• [Problem requirements]: The listing below is to be output in its exact form.

====== Exercise materials ======

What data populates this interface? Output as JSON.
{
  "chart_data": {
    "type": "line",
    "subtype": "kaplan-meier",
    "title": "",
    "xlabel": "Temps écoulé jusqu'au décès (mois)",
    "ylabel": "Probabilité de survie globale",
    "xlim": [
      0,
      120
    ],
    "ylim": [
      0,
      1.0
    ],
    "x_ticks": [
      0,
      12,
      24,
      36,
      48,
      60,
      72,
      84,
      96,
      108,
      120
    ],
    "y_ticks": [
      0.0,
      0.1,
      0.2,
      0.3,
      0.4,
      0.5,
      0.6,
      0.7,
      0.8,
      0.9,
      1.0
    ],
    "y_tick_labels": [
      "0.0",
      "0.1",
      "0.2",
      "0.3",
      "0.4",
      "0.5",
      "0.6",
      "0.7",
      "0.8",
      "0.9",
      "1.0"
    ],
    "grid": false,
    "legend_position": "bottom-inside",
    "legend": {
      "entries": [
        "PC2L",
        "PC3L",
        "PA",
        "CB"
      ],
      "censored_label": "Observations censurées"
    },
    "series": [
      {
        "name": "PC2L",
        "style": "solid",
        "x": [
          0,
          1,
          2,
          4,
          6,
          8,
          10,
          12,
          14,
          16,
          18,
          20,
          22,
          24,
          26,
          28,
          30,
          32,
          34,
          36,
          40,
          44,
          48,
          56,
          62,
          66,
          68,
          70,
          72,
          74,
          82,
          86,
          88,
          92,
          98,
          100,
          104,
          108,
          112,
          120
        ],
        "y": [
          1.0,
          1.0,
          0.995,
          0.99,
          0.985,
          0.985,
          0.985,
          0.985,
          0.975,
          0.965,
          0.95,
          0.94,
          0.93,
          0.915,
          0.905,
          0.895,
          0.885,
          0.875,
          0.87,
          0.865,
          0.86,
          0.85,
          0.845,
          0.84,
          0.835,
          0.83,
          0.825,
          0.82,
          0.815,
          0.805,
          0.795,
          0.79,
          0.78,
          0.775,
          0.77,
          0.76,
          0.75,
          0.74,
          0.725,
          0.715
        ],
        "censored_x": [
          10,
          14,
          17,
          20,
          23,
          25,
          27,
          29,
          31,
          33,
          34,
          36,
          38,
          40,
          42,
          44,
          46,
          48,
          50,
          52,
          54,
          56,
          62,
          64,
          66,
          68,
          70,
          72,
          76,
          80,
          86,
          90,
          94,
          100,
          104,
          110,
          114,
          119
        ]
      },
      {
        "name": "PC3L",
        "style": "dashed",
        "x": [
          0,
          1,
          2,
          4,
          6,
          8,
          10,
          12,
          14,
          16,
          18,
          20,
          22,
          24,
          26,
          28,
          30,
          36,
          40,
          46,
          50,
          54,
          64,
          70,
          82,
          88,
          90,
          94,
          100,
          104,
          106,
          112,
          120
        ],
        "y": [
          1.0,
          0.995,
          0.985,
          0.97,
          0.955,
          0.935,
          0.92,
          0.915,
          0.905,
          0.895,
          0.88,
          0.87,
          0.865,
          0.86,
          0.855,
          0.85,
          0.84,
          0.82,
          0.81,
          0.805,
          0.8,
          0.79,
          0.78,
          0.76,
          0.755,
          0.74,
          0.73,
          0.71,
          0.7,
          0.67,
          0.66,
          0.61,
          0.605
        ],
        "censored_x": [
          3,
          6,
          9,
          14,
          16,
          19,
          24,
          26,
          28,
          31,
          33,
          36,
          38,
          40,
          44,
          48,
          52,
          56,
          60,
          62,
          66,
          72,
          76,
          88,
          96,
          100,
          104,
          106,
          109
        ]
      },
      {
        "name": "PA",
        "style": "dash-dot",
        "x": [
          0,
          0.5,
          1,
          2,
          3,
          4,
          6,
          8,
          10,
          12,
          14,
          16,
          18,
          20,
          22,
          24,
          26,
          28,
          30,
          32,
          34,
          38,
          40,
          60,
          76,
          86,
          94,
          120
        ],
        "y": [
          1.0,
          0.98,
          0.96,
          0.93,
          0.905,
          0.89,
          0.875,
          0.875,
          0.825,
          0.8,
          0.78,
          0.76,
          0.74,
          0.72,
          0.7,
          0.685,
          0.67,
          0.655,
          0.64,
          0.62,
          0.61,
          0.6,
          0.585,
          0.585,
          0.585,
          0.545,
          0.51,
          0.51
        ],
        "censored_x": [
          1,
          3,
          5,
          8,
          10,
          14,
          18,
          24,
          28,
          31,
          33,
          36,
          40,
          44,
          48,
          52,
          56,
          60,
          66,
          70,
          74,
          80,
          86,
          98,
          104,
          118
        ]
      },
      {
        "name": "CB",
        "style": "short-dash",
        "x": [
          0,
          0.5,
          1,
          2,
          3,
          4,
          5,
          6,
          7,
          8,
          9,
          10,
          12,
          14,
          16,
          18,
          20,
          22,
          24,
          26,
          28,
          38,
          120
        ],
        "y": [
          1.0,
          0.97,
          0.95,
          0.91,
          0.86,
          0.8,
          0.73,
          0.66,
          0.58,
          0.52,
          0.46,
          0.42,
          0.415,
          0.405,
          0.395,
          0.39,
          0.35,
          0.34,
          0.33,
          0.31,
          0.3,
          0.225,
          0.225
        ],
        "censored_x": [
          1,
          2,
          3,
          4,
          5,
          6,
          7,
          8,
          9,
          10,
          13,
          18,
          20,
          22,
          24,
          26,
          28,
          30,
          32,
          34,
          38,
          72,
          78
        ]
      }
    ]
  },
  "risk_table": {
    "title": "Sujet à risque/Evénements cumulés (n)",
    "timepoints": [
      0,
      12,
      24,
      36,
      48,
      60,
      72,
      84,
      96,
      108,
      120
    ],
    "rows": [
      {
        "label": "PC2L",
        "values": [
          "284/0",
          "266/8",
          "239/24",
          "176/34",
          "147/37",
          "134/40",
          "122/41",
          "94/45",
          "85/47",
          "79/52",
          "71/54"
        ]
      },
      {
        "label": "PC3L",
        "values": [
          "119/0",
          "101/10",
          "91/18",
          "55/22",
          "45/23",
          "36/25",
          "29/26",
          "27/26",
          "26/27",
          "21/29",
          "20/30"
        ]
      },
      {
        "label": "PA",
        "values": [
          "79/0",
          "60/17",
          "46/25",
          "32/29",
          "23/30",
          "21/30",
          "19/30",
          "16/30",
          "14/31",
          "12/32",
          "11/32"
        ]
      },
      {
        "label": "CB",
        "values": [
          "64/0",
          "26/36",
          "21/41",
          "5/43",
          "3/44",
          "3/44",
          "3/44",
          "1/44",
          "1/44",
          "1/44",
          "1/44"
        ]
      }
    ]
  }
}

======

• [The result]:
What data populates this interface? Output as JSON.
{
  "chart_data": {
    "type": "line",
    "subtype": "kaplan-meier",
    "title": "",
    "xlabel": "Temps écoulé jusqu'au décès (mois)",
    "ylabel": "Probabilité de survie globale",
    "xlim": [
      0,
      120
    ],
    "ylim": [
      0,
      1.0
    ],
    "x_ticks": [
      0,
      12,
      24,
      36,
      48,
      60,
      72,
      84,
      96,
      108,
      120
    ],
    "y_ticks": [
      0.0,
      0.1,
      0.2,
      0.3,
      0.4,
      0.5,
      0.6,
      0.7,
      0.8,
      0.9,
      1.0
    ],
    "y_tick_labels": [
      "0.0",
      "0.1",
      "0.2",
      "0.3",
      "0.4",
      "0.5",
      "0.6",
      "0.7",
      "0.8",
      "0.9",
      "1.0"
    ],
    "grid": false,
    "legend_position": "bottom-inside",
    "legend": {
      "entries": [
        "PC2L",
        "PC3L",
        "PA",
        "CB"
      ],
      "censored_label": "Observations censurées"
    },
    "series": [
      {
        "name": "PC2L",
        "style": "solid",
        "x": [
          0,
          1,
          2,
          4,
          6,
          8,
          10,
          12,
          14,
          16,
          18,
          20,
          22,
          24,
          26,
          28,
          30,
          32,
          34,
          36,
          40,
          44,
          48,
          56,
          62,
          66,
          68,
          70,
          72,
          74,
          82,
          86,
          88,
          92,
          98,
          100,
          104,
          108,
          112,
          120
        ],
        "y": [
          1.0,
          1.0,
          0.995,
          0.99,
          0.985,
          0.985,
          0.985,
          0.985,
          0.975,
          0.965,
          0.95,
          0.94,
          0.93,
          0.915,
          0.905,
          0.895,
          0.885,
          0.875,
          0.87,
          0.865,
          0.86,
          0.85,
          0.845,
          0.84,
          0.835,
          0.83,
          0.825,
          0.82,
          0.815,
          0.805,
          0.795,
          0.79,
          0.78,
          0.775,
          0.77,
          0.76,
          0.75,
          0.74,
          0.725,
          0.715
        ],
        "censored_x": [
          10,
          14,
          17,
          20,
          23,
          25,
          27,
          29,
          31,
          33,
          34,
          36,
          38,
          40,
          42,
          44,
          46,
          48,
          50,
          52,
          54,
          56,
          62,
          64,
          66,
          68,
          70,
          72,
          76,
          80,
          86,
          90,
          94,
          100,
          104,
          110,
          114,
          119
        ]
      },
      {
        "name": "PC3L",
        "style": "dashed",
        "x": [
          0,
          1,
          2,
          4,
          6,
          8,
          10,
          12,
          14,
          16,
          18,
          20,
          22,
          24,
          26,
          28,
          30,
          36,
          40,
          46,
          50,
          54,
          64,
          70,
          82,
          88,
          90,
          94,
          100,
          104,
          106,
          112,
          120
        ],
        "y": [
          1.0,
          0.995,
          0.985,
          0.97,
          0.955,
          0.935,
          0.92,
          0.915,
          0.905,
          0.895,
          0.88,
          0.87,
          0.865,
          0.86,
          0.855,
          0.85,
          0.84,
          0.82,
          0.81,
          0.805,
          0.8,
          0.79,
          0.78,
          0.76,
          0.755,
          0.74,
          0.73,
          0.71,
          0.7,
          0.67,
          0.66,
          0.61,
          0.605
        ],
        "censored_x": [
          3,
          6,
          9,
          14,
          16,
          19,
          24,
          26,
          28,
          31,
          33,
          36,
          38,
          40,
          44,
          48,
          52,
          56,
          60,
          62,
          66,
          72,
          76,
          88,
          96,
          100,
          104,
          106,
          109
        ]
      },
      {
        "name": "PA",
        "style": "dash-dot",
        "x": [
          0,
          0.5,
          1,
          2,
          3,
          4,
          6,
          8,
          10,
          12,
          14,
          16,
          18,
          20,
          22,
          24,
          26,
          28,
          30,
          32,
          34,
          38,
          40,
          60,
          76,
          86,
          94,
          120
        ],
        "y": [
          1.0,
          0.98,
          0.96,
          0.93,
          0.905,
          0.89,
          0.875,
          0.875,
          0.825,
          0.8,
          0.78,
          0.76,
          0.74,
          0.72,
          0.7,
          0.685,
          0.67,
          0.655,
          0.64,
          0.62,
          0.61,
          0.6,
          0.585,
          0.585,
          0.585,
          0.545,
          0.51,
          0.51
        ],
        "censored_x": [
          1,
          3,
          5,
          8,
          10,
          14,
          18,
          24,
          28,
          31,
          33,
          36,
          40,
          44,
          48,
          52,
          56,
          60,
          66,
          70,
          74,
          80,
          86,
          98,
          104,
          118
        ]
      },
      {
        "name": "CB",
        "style": "short-dash",
        "x": [
          0,
          0.5,
          1,
          2,
          3,
          4,
          5,
          6,
          7,
          8,
          9,
          10,
          12,
          14,
          16,
          18,
          20,
          22,
          24,
          26,
          28,
          38,
          120
        ],
        "y": [
          1.0,
          0.97,
          0.95,
          0.91,
          0.86,
          0.8,
          0.73,
          0.66,
          0.58,
          0.52,
          0.46,
          0.42,
          0.415,
          0.405,
          0.395,
          0.39,
          0.35,
          0.34,
          0.33,
          0.31,
          0.3,
          0.225,
          0.225
        ],
        "censored_x": [
          1,
          2,
          3,
          4,
          5,
          6,
          7,
          8,
          9,
          10,
          13,
          18,
          20,
          22,
          24,
          26,
          28,
          30,
          32,
          34,
          38,
          72,
          78
        ]
      }
    ]
  },
  "risk_table": {
    "title": "Sujet à risque/Evénements cumulés (n)",
    "timepoints": [
      0,
      12,
      24,
      36,
      48,
      60,
      72,
      84,
      96,
      108,
      120
    ],
    "rows": [
      {
        "label": "PC2L",
        "values": [
          "284/0",
          "266/8",
          "239/24",
          "176/34",
          "147/37",
          "134/40",
          "122/41",
          "94/45",
          "85/47",
          "79/52",
          "71/54"
        ]
      },
      {
        "label": "PC3L",
        "values": [
          "119/0",
          "101/10",
          "91/18",
          "55/22",
          "45/23",
          "36/25",
          "29/26",
          "27/26",
          "26/27",
          "21/29",
          "20/30"
        ]
      },
      {
        "label": "PA",
        "values": [
          "79/0",
          "60/17",
          "46/25",
          "32/29",
          "23/30",
          "21/30",
          "19/30",
          "16/30",
          "14/31",
          "12/32",
          "11/32"
        ]
      },
      {
        "label": "CB",
        "values": [
          "64/0",
          "26/36",
          "21/41",
          "5/43",
          "3/44",
          "3/44",
          "3/44",
          "1/44",
          "1/44",
          "1/44",
          "1/44"
        ]
      }
    ]
  }
}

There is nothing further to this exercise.